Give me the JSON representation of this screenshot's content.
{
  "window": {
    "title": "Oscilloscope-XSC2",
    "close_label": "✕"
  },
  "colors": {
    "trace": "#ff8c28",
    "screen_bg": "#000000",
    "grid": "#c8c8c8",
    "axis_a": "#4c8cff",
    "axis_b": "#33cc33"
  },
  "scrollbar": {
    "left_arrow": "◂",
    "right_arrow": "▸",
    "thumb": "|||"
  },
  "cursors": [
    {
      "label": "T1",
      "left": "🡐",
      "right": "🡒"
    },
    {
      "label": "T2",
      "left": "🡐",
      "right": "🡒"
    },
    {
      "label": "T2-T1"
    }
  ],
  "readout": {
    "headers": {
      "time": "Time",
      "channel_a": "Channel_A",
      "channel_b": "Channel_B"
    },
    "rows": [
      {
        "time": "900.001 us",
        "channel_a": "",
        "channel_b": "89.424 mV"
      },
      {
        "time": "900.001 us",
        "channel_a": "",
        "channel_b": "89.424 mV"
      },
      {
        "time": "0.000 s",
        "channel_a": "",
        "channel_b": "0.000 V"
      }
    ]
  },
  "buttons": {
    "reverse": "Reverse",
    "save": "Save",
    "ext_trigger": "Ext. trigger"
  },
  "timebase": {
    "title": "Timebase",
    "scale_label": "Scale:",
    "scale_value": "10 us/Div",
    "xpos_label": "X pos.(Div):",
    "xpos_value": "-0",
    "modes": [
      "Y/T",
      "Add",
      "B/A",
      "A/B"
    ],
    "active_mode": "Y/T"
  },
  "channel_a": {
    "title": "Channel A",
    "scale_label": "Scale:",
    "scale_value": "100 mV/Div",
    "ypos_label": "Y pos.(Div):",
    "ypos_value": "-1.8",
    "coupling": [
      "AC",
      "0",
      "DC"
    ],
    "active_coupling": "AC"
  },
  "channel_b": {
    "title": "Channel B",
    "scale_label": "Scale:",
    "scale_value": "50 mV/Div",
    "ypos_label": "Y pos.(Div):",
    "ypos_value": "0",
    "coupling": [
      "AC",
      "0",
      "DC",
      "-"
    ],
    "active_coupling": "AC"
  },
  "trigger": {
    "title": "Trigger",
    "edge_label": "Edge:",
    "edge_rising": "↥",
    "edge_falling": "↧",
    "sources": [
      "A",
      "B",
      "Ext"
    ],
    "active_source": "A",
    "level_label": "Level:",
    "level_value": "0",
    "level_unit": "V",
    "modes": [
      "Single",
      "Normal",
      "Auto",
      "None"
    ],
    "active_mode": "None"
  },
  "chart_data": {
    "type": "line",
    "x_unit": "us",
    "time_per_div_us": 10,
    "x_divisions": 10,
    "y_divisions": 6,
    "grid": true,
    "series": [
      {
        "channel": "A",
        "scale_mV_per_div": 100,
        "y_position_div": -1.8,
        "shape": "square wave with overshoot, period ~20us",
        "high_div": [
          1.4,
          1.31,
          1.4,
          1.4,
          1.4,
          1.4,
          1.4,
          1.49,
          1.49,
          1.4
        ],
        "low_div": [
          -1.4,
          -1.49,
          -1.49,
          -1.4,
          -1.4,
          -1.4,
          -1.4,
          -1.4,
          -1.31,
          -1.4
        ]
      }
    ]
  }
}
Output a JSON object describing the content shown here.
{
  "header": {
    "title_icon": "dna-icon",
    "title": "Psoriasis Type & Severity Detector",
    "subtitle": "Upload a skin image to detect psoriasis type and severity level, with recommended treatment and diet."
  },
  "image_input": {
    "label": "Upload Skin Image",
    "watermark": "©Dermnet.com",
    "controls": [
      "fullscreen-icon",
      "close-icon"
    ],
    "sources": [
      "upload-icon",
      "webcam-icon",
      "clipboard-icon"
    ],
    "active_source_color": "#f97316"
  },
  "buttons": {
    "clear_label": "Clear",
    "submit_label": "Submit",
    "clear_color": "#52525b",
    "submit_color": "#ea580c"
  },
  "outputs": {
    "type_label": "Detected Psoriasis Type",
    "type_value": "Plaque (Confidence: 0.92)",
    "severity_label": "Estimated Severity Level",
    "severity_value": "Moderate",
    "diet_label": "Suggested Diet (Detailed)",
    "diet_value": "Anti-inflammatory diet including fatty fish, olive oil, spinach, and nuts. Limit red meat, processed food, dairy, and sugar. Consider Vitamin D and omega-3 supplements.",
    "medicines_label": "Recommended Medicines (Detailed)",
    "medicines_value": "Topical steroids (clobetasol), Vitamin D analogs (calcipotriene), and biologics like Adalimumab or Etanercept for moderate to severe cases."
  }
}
++++++++
| To be done |
Copy all the records above exactly, missing none.

| Output |
Give me the JSON representation of this screenshot's content.
{
  "window": {
    "title": "Oscilloscope-XSC2",
    "close_label": "✕"
  },
  "colors": {
    "trace": "#ff8c28",
    "screen_bg": "#000000",
    "grid": "#c8c8c8",
    "axis_a": "#4c8cff",
    "axis_b": "#33cc33"
  },
  "scrollbar": {
    "left_arrow": "◂",
    "right_arrow": "▸",
    "thumb": "|||"
  },
  "cursors": [
    {
      "label": "T1",
      "left": "🡐",
      "right": "🡒"
    },
    {
      "label": "T2",
      "left": "🡐",
      "right": "🡒"
    },
    {
      "label": "T2-T1"
    }
  ],
  "readout": {
    "headers": {
      "time": "Time",
      "channel_a": "Channel_A",
      "channel_b": "Channel_B"
    },
    "rows": [
      {
        "time": "900.001 us",
        "channel_a": "",
        "channel_b": "89.424 mV"
      },
      {
        "time": "900.001 us",
        "channel_a": "",
        "channel_b": "89.424 mV"
      },
      {
        "time": "0.000 s",
        "channel_a": "",
        "channel_b": "0.000 V"
      }
    ]
  },
  "buttons": {
    "reverse": "Reverse",
    "save": "Save",
    "ext_trigger": "Ext. trigger"
  },
  "timebase": {
    "title": "Timebase",
    "scale_label": "Scale:",
    "scale_value": "10 us/Div",
    "xpos_label": "X pos.(Div):",
    "xpos_value": "-0",
    "modes": [
      "Y/T",
      "Add",
      "B/A",
      "A/B"
    ],
    "active_mode": "Y/T"
  },
  "channel_a": {
    "title": "Channel A",
    "scale_label": "Scale:",
    "scale_value": "100 mV/Div",
    "ypos_label": "Y pos.(Div):",
    "ypos_value": "-1.8",
    "coupling": [
      "AC",
      "0",
      "DC"
    ],
    "active_coupling": "AC"
  },
  "channel_b": {
    "title": "Channel B",
    "scale_label": "Scale:",
    "scale_value": "50 mV/Div",
    "ypos_label": "Y pos.(Div):",
    "ypos_value": "0",
    "coupling": [
      "AC",
      "0",
      "DC",
      "-"
    ],
    "active_coupling": "AC"
  },
  "trigger": {
    "title": "Trigger",
    "edge_label": "Edge:",
    "edge_rising": "↥",
    "edge_falling": "↧",
    "sources": [
      "A",
      "B",
      "Ext"
    ],
    "active_source": "A",
    "level_label": "Level:",
    "level_value": "0",
    "level_unit": "V",
    "modes": [
      "Single",
      "Normal",
      "Auto",
      "None"
    ],
    "active_mode": "None"
  },
  "chart_data": {
    "type": "line",
    "x_unit": "us",
    "time_per_div_us": 10,
    "x_divisions": 10,
    "y_divisions": 6,
    "grid": true,
    "series": [
      {
        "channel": "A",
        "scale_mV_per_div": 100,
        "y_position_div": -1.8,
        "shape": "square wave with overshoot, period ~20us",
        "high_div": [
          1.4,
          1.31,
          1.4,
          1.4,
          1.4,
          1.4,
          1.4,
          1.49,
          1.49,
          1.4
        ],
        "low_div": [
          -1.4,
          -1.49,
          -1.49,
          -1.4,
          -1.4,
          -1.4,
          -1.4,
          -1.4,
          -1.31,
          -1.4
        ]
      }
    ]
  }
}
Output a JSON object describing the content shown here.
{
  "header": {
    "title_icon": "dna-icon",
    "title": "Psoriasis Type & Severity Detector",
    "subtitle": "Upload a skin image to detect psoriasis type and severity level, with recommended treatment and diet."
  },
  "image_input": {
    "label": "Upload Skin Image",
    "watermark": "©Dermnet.com",
    "controls": [
      "fullscreen-icon",
      "close-icon"
    ],
    "sources": [
      "upload-icon",
      "webcam-icon",
      "clipboard-icon"
    ],
    "active_source_color": "#f97316"
  },
  "buttons": {
    "clear_label": "Clear",
    "submit_label": "Submit",
    "clear_color": "#52525b",
    "submit_color": "#ea580c"
  },
  "outputs": {
    "type_label": "Detected Psoriasis Type",
    "type_value": "Plaque (Confidence: 0.92)",
    "severity_label": "Estimated Severity Level",
    "severity_value": "Moderate",
    "diet_label": "Suggested Diet (Detailed)",
    "diet_value": "Anti-inflammatory diet including fatty fish, olive oil, spinach, and nuts. Limit red meat, processed food, dairy, and sugar. Consider Vitamin D and omega-3 supplements.",
    "medicines_label": "Recommended Medicines (Detailed)",
    "medicines_value": "Topical steroids (clobetasol), Vitamin D analogs (calcipotriene), and biologics like Adalimumab or Etanercept for moderate to severe cases."
  }
}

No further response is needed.